══ Data shown

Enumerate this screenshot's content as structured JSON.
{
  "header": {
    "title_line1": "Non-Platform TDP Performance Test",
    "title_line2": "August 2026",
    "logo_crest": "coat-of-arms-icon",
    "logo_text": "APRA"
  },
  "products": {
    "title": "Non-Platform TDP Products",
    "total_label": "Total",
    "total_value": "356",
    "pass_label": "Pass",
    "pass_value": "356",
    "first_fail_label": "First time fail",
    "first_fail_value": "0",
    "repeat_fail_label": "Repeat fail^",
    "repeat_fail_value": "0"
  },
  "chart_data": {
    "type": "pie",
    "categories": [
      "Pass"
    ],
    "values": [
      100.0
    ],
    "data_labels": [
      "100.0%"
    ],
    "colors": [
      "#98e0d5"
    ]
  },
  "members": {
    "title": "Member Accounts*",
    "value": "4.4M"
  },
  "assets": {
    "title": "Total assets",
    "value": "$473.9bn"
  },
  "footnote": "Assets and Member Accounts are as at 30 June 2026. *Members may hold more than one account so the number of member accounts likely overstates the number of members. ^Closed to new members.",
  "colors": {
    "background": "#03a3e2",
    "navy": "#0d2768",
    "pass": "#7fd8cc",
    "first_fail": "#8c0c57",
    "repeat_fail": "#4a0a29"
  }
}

════

## Exercise requirements
Retype every record above exactly as it appears.

## Worked solution
Enumerate this screenshot's content as structured JSON.
{
  "header": {
    "title_line1": "Non-Platform TDP Performance Test",
    "title_line2": "August 2026",
    "logo_crest": "coat-of-arms-icon",
    "logo_text": "APRA"
  },
  "products": {
    "title": "Non-Platform TDP Products",
    "total_label": "Total",
    "total_value": "356",
    "pass_label": "Pass",
    "pass_value": "356",
    "first_fail_label": "First time fail",
    "first_fail_value": "0",
    "repeat_fail_label": "Repeat fail^",
    "repeat_fail_value": "0"
  },
  "chart_data": {
    "type": "pie",
    "categories": [
      "Pass"
    ],
    "values": [
      100.0
    ],
    "data_labels": [
      "100.0%"
    ],
    "colors": [
      "#98e0d5"
    ]
  },
  "members": {
    "title": "Member Accounts*",
    "value": "4.4M"
  },
  "assets": {
    "title": "Total assets",
    "value": "$473.9bn"
  },
  "footnote": "Assets and Member Accounts are as at 30 June 2026. *Members may hold more than one account so the number of member accounts likely overstates the number of members. ^Closed to new members.",
  "colors": {
    "background": "#03a3e2",
    "navy": "#0d2768",
    "pass": "#7fd8cc",
    "first_fail": "#8c0c57",
    "repeat_fail": "#4a0a29"
  }
}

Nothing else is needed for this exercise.